■ Task directions:
Type out the material below exactly.

■ Recorded information:
⁂

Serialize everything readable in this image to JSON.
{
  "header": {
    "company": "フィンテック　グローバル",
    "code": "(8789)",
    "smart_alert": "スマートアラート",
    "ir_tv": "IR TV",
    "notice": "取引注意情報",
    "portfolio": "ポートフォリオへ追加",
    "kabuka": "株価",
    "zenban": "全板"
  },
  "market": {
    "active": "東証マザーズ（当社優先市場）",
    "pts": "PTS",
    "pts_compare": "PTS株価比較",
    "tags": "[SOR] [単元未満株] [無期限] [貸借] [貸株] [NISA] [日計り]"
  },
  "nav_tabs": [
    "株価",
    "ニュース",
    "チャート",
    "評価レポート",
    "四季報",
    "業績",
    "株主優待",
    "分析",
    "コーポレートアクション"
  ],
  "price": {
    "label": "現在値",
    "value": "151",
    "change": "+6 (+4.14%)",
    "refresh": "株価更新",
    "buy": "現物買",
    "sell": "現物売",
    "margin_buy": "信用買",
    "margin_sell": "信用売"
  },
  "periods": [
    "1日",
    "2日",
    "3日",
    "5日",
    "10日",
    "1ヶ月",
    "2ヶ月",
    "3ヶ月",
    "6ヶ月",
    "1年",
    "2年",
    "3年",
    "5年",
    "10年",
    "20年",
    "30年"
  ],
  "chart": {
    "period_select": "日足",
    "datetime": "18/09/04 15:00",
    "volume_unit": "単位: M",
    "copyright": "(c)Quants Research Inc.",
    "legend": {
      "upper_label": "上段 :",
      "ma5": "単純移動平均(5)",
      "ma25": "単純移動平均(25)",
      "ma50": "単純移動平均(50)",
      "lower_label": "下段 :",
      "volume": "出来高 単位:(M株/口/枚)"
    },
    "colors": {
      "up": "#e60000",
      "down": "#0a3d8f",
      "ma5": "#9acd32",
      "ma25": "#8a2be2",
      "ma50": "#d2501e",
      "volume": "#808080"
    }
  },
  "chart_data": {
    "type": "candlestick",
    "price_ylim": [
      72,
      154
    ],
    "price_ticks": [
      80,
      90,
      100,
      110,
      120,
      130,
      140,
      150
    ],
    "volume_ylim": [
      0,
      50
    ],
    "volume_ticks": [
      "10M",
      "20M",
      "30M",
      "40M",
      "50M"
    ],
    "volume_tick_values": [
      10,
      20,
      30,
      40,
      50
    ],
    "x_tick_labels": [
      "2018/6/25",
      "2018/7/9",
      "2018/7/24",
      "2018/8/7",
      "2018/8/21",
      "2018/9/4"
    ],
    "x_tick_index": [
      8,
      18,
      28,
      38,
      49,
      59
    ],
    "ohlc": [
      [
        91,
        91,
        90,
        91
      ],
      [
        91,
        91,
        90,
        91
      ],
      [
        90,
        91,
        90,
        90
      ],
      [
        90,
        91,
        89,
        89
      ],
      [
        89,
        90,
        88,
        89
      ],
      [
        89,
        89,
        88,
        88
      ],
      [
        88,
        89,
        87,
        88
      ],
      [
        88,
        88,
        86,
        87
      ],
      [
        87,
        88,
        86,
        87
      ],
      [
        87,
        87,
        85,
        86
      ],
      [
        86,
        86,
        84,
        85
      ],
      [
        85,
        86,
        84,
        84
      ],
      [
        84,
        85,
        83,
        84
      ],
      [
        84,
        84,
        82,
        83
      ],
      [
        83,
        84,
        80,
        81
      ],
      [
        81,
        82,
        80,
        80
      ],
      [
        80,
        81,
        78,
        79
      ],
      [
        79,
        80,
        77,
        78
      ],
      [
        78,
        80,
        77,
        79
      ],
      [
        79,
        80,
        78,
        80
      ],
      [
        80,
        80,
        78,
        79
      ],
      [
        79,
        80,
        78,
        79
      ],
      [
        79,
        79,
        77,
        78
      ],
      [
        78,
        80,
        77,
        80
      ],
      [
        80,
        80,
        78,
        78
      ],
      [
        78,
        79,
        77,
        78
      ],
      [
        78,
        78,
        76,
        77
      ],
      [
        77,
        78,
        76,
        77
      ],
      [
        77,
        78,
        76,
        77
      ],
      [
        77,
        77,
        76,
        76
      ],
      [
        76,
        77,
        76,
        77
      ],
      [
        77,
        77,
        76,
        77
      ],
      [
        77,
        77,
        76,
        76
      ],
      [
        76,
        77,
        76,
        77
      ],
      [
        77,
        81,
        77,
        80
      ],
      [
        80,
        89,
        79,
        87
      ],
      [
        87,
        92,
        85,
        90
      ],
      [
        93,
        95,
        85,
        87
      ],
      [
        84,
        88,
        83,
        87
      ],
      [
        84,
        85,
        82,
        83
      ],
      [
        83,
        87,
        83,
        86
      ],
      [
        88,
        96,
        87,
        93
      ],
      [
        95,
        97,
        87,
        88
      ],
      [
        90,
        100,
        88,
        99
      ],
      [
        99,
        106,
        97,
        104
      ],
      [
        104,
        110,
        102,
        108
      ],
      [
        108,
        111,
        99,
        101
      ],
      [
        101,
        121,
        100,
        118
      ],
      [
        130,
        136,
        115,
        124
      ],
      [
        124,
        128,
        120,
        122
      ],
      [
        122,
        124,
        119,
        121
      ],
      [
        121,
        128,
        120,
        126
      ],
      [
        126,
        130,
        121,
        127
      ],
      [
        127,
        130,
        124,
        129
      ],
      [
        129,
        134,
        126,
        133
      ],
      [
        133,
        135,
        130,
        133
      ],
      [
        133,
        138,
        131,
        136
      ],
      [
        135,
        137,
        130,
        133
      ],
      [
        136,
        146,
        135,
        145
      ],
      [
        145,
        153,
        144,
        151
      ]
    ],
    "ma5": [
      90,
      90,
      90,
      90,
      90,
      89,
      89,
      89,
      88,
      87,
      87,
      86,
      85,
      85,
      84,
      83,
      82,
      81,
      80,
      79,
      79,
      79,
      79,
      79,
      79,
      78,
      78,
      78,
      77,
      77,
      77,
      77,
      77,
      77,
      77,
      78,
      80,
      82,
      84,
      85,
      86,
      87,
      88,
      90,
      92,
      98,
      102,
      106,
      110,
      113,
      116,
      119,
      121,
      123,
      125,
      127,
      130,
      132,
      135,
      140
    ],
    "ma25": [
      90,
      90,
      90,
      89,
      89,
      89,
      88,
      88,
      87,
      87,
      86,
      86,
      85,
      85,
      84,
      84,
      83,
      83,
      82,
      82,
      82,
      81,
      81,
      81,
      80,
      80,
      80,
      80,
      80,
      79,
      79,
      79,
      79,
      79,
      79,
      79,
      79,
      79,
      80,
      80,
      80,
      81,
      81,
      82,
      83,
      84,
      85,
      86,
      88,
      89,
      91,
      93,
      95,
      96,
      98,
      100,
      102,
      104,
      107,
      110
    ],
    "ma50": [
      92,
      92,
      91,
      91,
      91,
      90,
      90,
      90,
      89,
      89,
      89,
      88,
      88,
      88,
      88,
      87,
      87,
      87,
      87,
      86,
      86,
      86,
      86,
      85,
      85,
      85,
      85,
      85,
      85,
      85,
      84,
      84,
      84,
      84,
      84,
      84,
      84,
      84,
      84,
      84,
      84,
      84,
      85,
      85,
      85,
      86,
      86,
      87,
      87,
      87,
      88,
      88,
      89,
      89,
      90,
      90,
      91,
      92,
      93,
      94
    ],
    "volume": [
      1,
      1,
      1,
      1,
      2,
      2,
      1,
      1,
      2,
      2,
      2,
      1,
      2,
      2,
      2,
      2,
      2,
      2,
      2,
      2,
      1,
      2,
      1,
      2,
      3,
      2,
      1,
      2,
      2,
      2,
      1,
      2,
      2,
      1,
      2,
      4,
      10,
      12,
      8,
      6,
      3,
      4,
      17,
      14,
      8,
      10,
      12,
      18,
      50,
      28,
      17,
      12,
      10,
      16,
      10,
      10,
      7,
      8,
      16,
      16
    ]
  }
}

⁂

■ Task output:
Serialize everything readable in this image to JSON.
{
  "header": {
    "company": "フィンテック　グローバル",
    "code": "(8789)",
    "smart_alert": "スマートアラート",
    "ir_tv": "IR TV",
    "notice": "取引注意情報",
    "portfolio": "ポートフォリオへ追加",
    "kabuka": "株価",
    "zenban": "全板"
  },
  "market": {
    "active": "東証マザーズ（当社優先市場）",
    "pts": "PTS",
    "pts_compare": "PTS株価比較",
    "tags": "[SOR] [単元未満株] [無期限] [貸借] [貸株] [NISA] [日計り]"
  },
  "nav_tabs": [
    "株価",
    "ニュース",
    "チャート",
    "評価レポート",
    "四季報",
    "業績",
    "株主優待",
    "分析",
    "コーポレートアクション"
  ],
  "price": {
    "label": "現在値",
    "value": "151",
    "change": "+6 (+4.14%)",
    "refresh": "株価更新",
    "buy": "現物買",
    "sell": "現物売",
    "margin_buy": "信用買",
    "margin_sell": "信用売"
  },
  "periods": [
    "1日",
    "2日",
    "3日",
    "5日",
    "10日",
    "1ヶ月",
    "2ヶ月",
    "3ヶ月",
    "6ヶ月",
    "1年",
    "2年",
    "3年",
    "5年",
    "10年",
    "20年",
    "30年"
  ],
  "chart": {
    "period_select": "日足",
    "datetime": "18/09/04 15:00",
    "volume_unit": "単位: M",
    "copyright": "(c)Quants Research Inc.",
    "legend": {
      "upper_label": "上段 :",
      "ma5": "単純移動平均(5)",
      "ma25": "単純移動平均(25)",
      "ma50": "単純移動平均(50)",
      "lower_label": "下段 :",
      "volume": "出来高 単位:(M株/口/枚)"
    },
    "colors": {
      "up": "#e60000",
      "down": "#0a3d8f",
      "ma5": "#9acd32",
      "ma25": "#8a2be2",
      "ma50": "#d2501e",
      "volume": "#808080"
    }
  },
  "chart_data": {
    "type": "candlestick",
    "price_ylim": [
      72,
      154
    ],
    "price_ticks": [
      80,
      90,
      100,
      110,
      120,
      130,
      140,
      150
    ],
    "volume_ylim": [
      0,
      50
    ],
    "volume_ticks": [
      "10M",
      "20M",
      "30M",
      "40M",
      "50M"
    ],
    "volume_tick_values": [
      10,
      20,
      30,
      40,
      50
    ],
    "x_tick_labels": [
      "2018/6/25",
      "2018/7/9",
      "2018/7/24",
      "2018/8/7",
      "2018/8/21",
      "2018/9/4"
    ],
    "x_tick_index": [
      8,
      18,
      28,
      38,
      49,
      59
    ],
    "ohlc": [
      [
        91,
        91,
        90,
        91
      ],
      [
        91,
        91,
        90,
        91
      ],
      [
        90,
        91,
        90,
        90
      ],
      [
        90,
        91,
        89,
        89
      ],
      [
        89,
        90,
        88,
        89
      ],
      [
        89,
        89,
        88,
        88
      ],
      [
        88,
        89,
        87,
        88
      ],
      [
        88,
        88,
        86,
        87
      ],
      [
        87,
        88,
        86,
        87
      ],
      [
        87,
        87,
        85,
        86
      ],
      [
        86,
        86,
        84,
        85
      ],
      [
        85,
        86,
        84,
        84
      ],
      [
        84,
        85,
        83,
        84
      ],
      [
        84,
        84,
        82,
        83
      ],
      [
        83,
        84,
        80,
        81
      ],
      [
        81,
        82,
        80,
        80
      ],
      [
        80,
        81,
        78,
        79
      ],
      [
        79,
        80,
        77,
        78
      ],
      [
        78,
        80,
        77,
        79
      ],
      [
        79,
        80,
        78,
        80
      ],
      [
        80,
        80,
        78,
        79
      ],
      [
        79,
        80,
        78,
        79
      ],
      [
        79,
        79,
        77,
        78
      ],
      [
        78,
        80,
        77,
        80
      ],
      [
        80,
        80,
        78,
        78
      ],
      [
        78,
        79,
        77,
        78
      ],
      [
        78,
        78,
        76,
        77
      ],
      [
        77,
        78,
        76,
        77
      ],
      [
        77,
        78,
        76,
        77
      ],
      [
        77,
        77,
        76,
        76
      ],
      [
        76,
        77,
        76,
        77
      ],
      [
        77,
        77,
        76,
        77
      ],
      [
        77,
        77,
        76,
        76
      ],
      [
        76,
        77,
        76,
        77
      ],
      [
        77,
        81,
        77,
        80
      ],
      [
        80,
        89,
        79,
        87
      ],
      [
        87,
        92,
        85,
        90
      ],
      [
        93,
        95,
        85,
        87
      ],
      [
        84,
        88,
        83,
        87
      ],
      [
        84,
        85,
        82,
        83
      ],
      [
        83,
        87,
        83,
        86
      ],
      [
        88,
        96,
        87,
        93
      ],
      [
        95,
        97,
        87,
        88
      ],
      [
        90,
        100,
        88,
        99
      ],
      [
        99,
        106,
        97,
        104
      ],
      [
        104,
        110,
        102,
        108
      ],
      [
        108,
        111,
        99,
        101
      ],
      [
        101,
        121,
        100,
        118
      ],
      [
        130,
        136,
        115,
        124
      ],
      [
        124,
        128,
        120,
        122
      ],
      [
        122,
        124,
        119,
        121
      ],
      [
        121,
        128,
        120,
        126
      ],
      [
        126,
        130,
        121,
        127
      ],
      [
        127,
        130,
        124,
        129
      ],
      [
        129,
        134,
        126,
        133
      ],
      [
        133,
        135,
        130,
        133
      ],
      [
        133,
        138,
        131,
        136
      ],
      [
        135,
        137,
        130,
        133
      ],
      [
        136,
        146,
        135,
        145
      ],
      [
        145,
        153,
        144,
        151
      ]
    ],
    "ma5": [
      90,
      90,
      90,
      90,
      90,
      89,
      89,
      89,
      88,
      87,
      87,
      86,
      85,
      85,
      84,
      83,
      82,
      81,
      80,
      79,
      79,
      79,
      79,
      79,
      79,
      78,
      78,
      78,
      77,
      77,
      77,
      77,
      77,
      77,
      77,
      78,
      80,
      82,
      84,
      85,
      86,
      87,
      88,
      90,
      92,
      98,
      102,
      106,
      110,
      113,
      116,
      119,
      121,
      123,
      125,
      127,
      130,
      132,
      135,
      140
    ],
    "ma25": [
      90,
      90,
      90,
      89,
      89,
      89,
      88,
      88,
      87,
      87,
      86,
      86,
      85,
      85,
      84,
      84,
      83,
      83,
      82,
      82,
      82,
      81,
      81,
      81,
      80,
      80,
      80,
      80,
      80,
      79,
      79,
      79,
      79,
      79,
      79,
      79,
      79,
      79,
      80,
      80,
      80,
      81,
      81,
      82,
      83,
      84,
      85,
      86,
      88,
      89,
      91,
      93,
      95,
      96,
      98,
      100,
      102,
      104,
      107,
      110
    ],
    "ma50": [
      92,
      92,
      91,
      91,
      91,
      90,
      90,
      90,
      89,
      89,
      89,
      88,
      88,
      88,
      88,
      87,
      87,
      87,
      87,
      86,
      86,
      86,
      86,
      85,
      85,
      85,
      85,
      85,
      85,
      85,
      84,
      84,
      84,
      84,
      84,
      84,
      84,
      84,
      84,
      84,
      84,
      84,
      85,
      85,
      85,
      86,
      86,
      87,
      87,
      87,
      88,
      88,
      89,
      89,
      90,
      90,
      91,
      92,
      93,
      94
    ],
    "volume": [
      1,
      1,
      1,
      1,
      2,
      2,
      1,
      1,
      2,
      2,
      2,
      1,
      2,
      2,
      2,
      2,
      2,
      2,
      2,
      2,
      1,
      2,
      1,
      2,
      3,
      2,
      1,
      2,
      2,
      2,
      1,
      2,
      2,
      1,
      2,
      4,
      10,
      12,
      8,
      6,
      3,
      4,
      17,
      14,
      8,
      10,
      12,
      18,
      50,
      28,
      17,
      12,
      10,
      16,
      10,
      10,
      7,
      8,
      16,
      16
    ]
  }
}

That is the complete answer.